> **What is needed**
All of the records below need to be copied exactly.

Stored entries

++++++

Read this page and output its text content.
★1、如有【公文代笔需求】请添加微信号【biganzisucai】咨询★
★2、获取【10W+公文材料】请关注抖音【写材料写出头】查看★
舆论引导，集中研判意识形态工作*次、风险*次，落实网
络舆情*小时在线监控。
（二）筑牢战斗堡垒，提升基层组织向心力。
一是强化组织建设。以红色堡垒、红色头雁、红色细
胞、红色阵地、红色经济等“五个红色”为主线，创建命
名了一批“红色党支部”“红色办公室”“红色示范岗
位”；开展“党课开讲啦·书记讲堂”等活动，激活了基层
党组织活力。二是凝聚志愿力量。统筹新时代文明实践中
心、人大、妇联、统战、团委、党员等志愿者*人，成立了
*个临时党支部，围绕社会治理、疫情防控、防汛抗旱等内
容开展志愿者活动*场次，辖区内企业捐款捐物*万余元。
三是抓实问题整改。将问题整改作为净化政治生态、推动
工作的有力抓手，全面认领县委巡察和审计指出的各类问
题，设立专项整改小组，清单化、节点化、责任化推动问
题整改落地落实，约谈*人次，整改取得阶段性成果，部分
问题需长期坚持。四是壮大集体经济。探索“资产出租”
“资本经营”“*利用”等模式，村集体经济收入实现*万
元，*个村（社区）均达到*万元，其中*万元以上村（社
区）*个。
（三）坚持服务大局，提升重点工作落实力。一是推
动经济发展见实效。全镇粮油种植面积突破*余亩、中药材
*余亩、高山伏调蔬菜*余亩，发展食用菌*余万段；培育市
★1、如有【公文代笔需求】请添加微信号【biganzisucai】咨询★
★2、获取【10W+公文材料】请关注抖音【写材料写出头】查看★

++++++

> **Output below**
Read this page and output its text content.
★1、如有【公文代笔需求】请添加微信号【biganzisucai】咨询★
★2、获取【10W+公文材料】请关注抖音【写材料写出头】查看★
舆论引导，集中研判意识形态工作*次、风险*次，落实网
络舆情*小时在线监控。
（二）筑牢战斗堡垒，提升基层组织向心力。
一是强化组织建设。以红色堡垒、红色头雁、红色细
胞、红色阵地、红色经济等“五个红色”为主线，创建命
名了一批“红色党支部”“红色办公室”“红色示范岗
位”；开展“党课开讲啦·书记讲堂”等活动，激活了基层
党组织活力。二是凝聚志愿力量。统筹新时代文明实践中
心、人大、妇联、统战、团委、党员等志愿者*人，成立了
*个临时党支部，围绕社会治理、疫情防控、防汛抗旱等内
容开展志愿者活动*场次，辖区内企业捐款捐物*万余元。
三是抓实问题整改。将问题整改作为净化政治生态、推动
工作的有力抓手，全面认领县委巡察和审计指出的各类问
题，设立专项整改小组，清单化、节点化、责任化推动问
题整改落地落实，约谈*人次，整改取得阶段性成果，部分
问题需长期坚持。四是壮大集体经济。探索“资产出租”
“资本经营”“*利用”等模式，村集体经济收入实现*万
元，*个村（社区）均达到*万元，其中*万元以上村（社
区）*个。
（三）坚持服务大局，提升重点工作落实力。一是推
动经济发展见实效。全镇粮油种植面积突破*余亩、中药材
*余亩、高山伏调蔬菜*余亩，发展食用菌*余万段；培育市
★1、如有【公文代笔需求】请添加微信号【biganzisucai】咨询★
★2、获取【10W+公文材料】请关注抖音【写材料写出头】查看★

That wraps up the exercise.